■ Records from a data collection
------------------------------------

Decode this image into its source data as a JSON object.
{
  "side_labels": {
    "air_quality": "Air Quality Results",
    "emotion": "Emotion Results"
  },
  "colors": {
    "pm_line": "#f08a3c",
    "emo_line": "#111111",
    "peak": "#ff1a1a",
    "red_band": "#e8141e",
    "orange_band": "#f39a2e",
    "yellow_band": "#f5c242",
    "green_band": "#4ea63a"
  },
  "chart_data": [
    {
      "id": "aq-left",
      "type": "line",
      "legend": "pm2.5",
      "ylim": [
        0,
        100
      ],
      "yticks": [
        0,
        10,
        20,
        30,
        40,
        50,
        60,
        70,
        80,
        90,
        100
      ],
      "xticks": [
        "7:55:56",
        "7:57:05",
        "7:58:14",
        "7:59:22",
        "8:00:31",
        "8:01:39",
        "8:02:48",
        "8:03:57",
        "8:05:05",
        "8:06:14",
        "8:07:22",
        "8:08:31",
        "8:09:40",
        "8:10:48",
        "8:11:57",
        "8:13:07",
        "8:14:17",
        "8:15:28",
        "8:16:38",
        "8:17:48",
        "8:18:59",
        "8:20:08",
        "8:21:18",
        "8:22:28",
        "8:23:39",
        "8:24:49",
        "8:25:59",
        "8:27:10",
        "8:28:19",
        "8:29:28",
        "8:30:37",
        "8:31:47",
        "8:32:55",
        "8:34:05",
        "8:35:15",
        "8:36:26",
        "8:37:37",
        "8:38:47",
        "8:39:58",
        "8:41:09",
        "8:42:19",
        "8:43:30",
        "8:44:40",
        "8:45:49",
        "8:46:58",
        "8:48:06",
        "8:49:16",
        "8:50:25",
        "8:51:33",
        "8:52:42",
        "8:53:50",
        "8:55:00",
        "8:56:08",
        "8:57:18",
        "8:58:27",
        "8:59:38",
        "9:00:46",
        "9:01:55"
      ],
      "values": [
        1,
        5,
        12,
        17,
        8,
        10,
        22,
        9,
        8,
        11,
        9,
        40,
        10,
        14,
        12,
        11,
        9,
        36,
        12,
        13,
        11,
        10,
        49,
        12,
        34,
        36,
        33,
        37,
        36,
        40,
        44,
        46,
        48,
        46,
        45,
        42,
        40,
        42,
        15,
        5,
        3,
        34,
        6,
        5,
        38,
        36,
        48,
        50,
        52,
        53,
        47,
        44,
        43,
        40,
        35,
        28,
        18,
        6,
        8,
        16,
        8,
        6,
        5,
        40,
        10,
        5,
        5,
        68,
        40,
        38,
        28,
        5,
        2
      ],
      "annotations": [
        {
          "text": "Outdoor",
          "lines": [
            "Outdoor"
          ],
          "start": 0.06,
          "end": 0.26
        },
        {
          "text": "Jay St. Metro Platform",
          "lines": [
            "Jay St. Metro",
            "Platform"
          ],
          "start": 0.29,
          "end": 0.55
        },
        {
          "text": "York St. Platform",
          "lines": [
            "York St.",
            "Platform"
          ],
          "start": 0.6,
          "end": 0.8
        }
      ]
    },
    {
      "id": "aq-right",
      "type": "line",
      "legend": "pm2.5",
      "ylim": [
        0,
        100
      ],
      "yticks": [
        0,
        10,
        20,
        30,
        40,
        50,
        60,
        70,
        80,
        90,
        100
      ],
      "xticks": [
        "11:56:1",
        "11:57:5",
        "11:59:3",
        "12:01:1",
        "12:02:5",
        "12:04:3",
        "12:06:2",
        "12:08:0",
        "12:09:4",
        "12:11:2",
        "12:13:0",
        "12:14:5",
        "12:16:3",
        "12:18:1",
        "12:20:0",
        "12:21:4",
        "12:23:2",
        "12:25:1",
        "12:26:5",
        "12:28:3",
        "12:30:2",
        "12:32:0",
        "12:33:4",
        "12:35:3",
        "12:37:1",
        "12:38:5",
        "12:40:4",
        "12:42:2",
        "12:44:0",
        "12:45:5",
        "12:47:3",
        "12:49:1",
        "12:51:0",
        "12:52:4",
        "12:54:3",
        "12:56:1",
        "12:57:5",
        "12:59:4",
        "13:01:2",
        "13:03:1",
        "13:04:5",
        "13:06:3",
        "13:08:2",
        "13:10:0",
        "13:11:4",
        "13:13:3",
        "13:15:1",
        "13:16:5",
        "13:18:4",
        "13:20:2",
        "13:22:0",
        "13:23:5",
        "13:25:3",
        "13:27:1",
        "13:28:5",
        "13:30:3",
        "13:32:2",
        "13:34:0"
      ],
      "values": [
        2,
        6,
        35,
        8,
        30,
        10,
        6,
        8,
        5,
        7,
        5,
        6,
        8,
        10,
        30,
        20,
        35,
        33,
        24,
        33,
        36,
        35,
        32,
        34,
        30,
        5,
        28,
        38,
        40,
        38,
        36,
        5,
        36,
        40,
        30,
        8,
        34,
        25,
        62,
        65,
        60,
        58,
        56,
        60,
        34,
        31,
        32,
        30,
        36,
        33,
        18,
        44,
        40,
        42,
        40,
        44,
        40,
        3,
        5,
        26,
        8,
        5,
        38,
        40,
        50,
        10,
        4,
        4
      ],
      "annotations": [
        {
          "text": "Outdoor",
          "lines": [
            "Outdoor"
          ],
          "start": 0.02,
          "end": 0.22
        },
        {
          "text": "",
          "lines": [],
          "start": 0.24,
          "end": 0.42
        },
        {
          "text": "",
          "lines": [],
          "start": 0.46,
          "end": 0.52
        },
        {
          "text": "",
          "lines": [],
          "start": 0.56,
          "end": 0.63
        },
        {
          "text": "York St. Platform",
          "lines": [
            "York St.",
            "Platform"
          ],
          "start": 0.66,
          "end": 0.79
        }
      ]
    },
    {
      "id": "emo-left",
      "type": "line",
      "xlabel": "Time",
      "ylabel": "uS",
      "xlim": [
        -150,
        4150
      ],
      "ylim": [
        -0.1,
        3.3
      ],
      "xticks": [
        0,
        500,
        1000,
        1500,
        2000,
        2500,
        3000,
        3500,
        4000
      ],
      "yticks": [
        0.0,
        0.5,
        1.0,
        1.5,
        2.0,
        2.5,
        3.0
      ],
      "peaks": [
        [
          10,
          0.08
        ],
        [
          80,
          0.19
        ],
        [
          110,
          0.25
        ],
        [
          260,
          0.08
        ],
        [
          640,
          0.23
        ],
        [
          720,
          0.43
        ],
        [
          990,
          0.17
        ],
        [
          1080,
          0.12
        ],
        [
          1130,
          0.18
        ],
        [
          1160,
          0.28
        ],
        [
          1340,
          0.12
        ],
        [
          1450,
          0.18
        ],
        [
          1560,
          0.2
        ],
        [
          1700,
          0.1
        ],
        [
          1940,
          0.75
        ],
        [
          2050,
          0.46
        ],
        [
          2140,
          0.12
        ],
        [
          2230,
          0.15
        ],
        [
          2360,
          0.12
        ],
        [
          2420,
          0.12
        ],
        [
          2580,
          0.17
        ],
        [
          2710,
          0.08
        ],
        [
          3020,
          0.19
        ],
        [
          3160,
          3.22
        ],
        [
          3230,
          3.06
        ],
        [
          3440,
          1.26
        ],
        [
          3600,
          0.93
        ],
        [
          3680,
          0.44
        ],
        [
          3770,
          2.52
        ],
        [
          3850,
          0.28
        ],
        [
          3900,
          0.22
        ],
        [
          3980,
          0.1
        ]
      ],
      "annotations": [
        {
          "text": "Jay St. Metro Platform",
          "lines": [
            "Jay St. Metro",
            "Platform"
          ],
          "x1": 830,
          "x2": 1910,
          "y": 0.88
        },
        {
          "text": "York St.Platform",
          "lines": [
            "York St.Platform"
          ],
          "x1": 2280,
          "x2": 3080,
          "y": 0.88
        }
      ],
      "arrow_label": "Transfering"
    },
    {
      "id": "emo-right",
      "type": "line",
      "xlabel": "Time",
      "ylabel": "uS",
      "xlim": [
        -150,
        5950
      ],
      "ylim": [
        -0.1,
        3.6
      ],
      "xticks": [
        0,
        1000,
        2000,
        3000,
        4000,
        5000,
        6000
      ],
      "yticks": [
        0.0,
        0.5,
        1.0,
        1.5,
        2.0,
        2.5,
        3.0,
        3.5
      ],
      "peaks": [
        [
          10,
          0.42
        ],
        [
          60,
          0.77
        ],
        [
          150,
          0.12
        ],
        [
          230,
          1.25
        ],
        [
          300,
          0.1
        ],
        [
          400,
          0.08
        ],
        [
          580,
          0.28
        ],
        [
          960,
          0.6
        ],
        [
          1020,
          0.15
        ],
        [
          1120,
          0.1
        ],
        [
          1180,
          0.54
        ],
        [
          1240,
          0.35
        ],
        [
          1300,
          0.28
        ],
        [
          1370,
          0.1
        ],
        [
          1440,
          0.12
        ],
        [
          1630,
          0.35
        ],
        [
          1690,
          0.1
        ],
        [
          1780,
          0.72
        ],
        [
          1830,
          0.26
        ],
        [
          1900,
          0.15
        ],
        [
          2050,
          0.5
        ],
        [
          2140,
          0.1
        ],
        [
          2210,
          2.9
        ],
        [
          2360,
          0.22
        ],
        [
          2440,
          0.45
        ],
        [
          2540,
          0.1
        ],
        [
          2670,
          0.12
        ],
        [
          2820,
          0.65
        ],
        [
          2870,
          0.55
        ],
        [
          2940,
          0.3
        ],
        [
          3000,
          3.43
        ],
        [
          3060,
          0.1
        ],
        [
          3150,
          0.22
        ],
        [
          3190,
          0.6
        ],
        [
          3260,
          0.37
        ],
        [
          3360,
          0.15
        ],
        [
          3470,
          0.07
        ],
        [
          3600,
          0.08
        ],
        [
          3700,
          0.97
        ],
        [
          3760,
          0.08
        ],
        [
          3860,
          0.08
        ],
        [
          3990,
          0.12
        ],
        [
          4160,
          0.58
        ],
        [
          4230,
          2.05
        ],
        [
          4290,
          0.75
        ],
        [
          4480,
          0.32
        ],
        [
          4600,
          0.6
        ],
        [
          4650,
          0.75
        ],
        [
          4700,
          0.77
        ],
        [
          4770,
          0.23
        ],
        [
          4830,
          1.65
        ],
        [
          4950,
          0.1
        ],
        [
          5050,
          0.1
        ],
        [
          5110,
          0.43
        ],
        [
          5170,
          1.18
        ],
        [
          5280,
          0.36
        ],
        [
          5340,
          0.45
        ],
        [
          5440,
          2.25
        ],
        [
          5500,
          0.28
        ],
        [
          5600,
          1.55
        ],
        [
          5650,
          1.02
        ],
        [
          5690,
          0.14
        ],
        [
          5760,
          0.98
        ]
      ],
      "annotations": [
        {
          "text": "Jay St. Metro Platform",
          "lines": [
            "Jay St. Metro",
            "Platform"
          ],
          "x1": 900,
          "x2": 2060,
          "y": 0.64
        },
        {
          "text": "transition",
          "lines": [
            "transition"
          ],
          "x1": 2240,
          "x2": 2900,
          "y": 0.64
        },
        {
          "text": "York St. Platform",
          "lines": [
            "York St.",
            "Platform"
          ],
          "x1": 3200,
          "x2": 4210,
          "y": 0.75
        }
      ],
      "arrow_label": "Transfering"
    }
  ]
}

------------------------------------

■ Task goal
Copy out every line from the data above that has "Results" in it.

■ Correct response
    "air_quality": "Air Quality Results",
    "emotion": "Emotion Results"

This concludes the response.